*REQUEST*
Copy the stretch of lines below from the one containing "stats-row-entries: Entries 47024: [611, 97, 777, 120]" through the one containing "stats-label: RMS: [611, 144, 651, 164]", both included, and nothing else.

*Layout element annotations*
○ ○ ○ ○

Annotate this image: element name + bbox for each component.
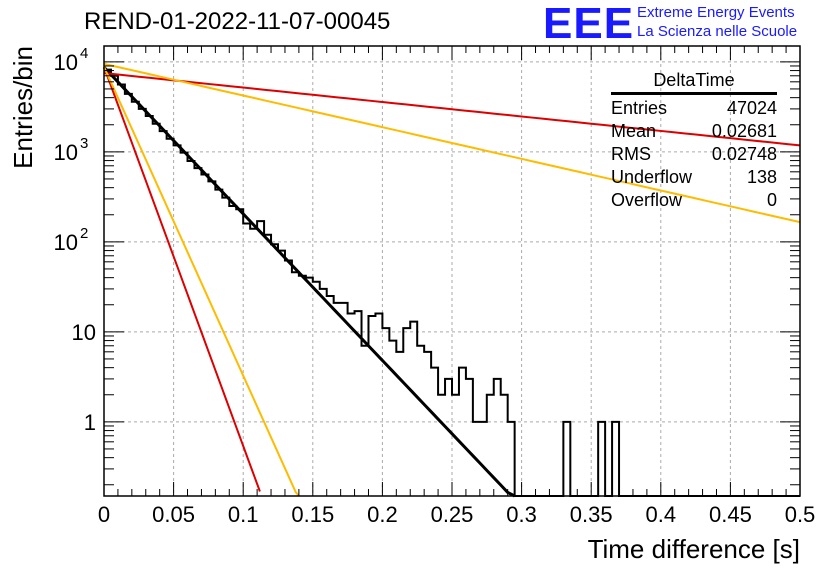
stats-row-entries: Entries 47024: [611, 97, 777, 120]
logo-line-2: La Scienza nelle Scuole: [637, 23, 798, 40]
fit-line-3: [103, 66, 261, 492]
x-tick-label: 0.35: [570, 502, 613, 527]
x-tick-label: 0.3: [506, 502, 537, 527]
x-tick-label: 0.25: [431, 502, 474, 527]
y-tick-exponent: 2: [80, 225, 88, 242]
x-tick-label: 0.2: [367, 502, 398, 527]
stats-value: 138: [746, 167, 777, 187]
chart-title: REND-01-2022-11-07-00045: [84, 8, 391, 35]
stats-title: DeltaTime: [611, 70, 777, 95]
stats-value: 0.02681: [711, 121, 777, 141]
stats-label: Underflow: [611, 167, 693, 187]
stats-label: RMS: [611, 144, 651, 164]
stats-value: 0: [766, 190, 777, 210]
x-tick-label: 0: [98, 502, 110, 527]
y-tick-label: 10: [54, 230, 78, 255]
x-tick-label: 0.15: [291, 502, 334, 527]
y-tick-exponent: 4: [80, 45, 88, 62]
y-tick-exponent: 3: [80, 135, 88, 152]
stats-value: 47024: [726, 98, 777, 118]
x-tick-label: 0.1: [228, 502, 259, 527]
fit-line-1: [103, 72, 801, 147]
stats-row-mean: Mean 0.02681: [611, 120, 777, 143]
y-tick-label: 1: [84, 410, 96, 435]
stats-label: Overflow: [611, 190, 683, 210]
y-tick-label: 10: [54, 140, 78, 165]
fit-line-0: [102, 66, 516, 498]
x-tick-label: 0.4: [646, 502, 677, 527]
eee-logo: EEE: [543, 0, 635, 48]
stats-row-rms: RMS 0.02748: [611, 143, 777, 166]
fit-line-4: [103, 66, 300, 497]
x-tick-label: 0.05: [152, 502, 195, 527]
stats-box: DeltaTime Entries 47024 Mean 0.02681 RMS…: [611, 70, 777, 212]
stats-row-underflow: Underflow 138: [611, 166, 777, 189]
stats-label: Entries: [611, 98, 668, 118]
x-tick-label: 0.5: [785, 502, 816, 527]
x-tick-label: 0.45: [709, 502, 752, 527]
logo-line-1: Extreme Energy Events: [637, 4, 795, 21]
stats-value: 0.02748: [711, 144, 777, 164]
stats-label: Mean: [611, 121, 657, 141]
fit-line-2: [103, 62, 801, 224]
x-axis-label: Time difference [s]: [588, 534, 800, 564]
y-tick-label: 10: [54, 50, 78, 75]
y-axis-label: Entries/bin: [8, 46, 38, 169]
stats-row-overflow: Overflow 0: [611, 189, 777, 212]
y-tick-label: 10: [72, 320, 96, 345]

○ ○ ○ ○

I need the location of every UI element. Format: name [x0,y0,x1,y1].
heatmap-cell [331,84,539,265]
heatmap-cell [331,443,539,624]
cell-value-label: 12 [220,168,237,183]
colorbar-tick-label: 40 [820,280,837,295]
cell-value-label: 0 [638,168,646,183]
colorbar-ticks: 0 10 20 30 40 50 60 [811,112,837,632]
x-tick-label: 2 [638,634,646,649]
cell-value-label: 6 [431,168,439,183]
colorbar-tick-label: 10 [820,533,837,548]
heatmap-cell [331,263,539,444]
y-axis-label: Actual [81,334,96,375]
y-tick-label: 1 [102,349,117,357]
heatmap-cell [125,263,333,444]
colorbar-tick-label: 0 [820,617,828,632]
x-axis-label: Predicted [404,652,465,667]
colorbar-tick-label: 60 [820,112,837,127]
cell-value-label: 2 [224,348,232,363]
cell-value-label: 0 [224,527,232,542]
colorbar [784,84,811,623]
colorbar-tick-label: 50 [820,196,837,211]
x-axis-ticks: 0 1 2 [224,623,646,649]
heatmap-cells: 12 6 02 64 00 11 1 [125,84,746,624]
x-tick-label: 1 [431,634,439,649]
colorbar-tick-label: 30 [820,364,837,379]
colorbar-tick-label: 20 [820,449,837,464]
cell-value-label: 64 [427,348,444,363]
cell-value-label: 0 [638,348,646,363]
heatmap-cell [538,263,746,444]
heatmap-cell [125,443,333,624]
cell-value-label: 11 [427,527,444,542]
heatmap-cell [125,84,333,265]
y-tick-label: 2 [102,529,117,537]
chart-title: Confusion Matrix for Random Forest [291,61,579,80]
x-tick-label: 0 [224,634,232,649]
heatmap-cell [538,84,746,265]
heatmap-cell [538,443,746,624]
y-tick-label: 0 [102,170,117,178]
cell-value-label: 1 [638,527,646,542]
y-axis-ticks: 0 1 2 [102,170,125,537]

○ ○ ○ ○

*FINAL RESULT*
stats-row-entries: Entries 47024: [611, 97, 777, 120]
logo-line-2: La Scienza nelle Scuole: [637, 23, 798, 40]
fit-line-3: [103, 66, 261, 492]
x-tick-label: 0.35: [570, 502, 613, 527]
x-tick-label: 0.3: [506, 502, 537, 527]
x-tick-label: 0.25: [431, 502, 474, 527]
y-tick-exponent: 2: [80, 225, 88, 242]
x-tick-label: 0.2: [367, 502, 398, 527]
stats-value: 138: [746, 167, 777, 187]
chart-title: REND-01-2022-11-07-00045: [84, 8, 391, 35]
stats-title: DeltaTime: [611, 70, 777, 95]
stats-value: 0.02681: [711, 121, 777, 141]
stats-label: Underflow: [611, 167, 693, 187]
stats-label: RMS: [611, 144, 651, 164]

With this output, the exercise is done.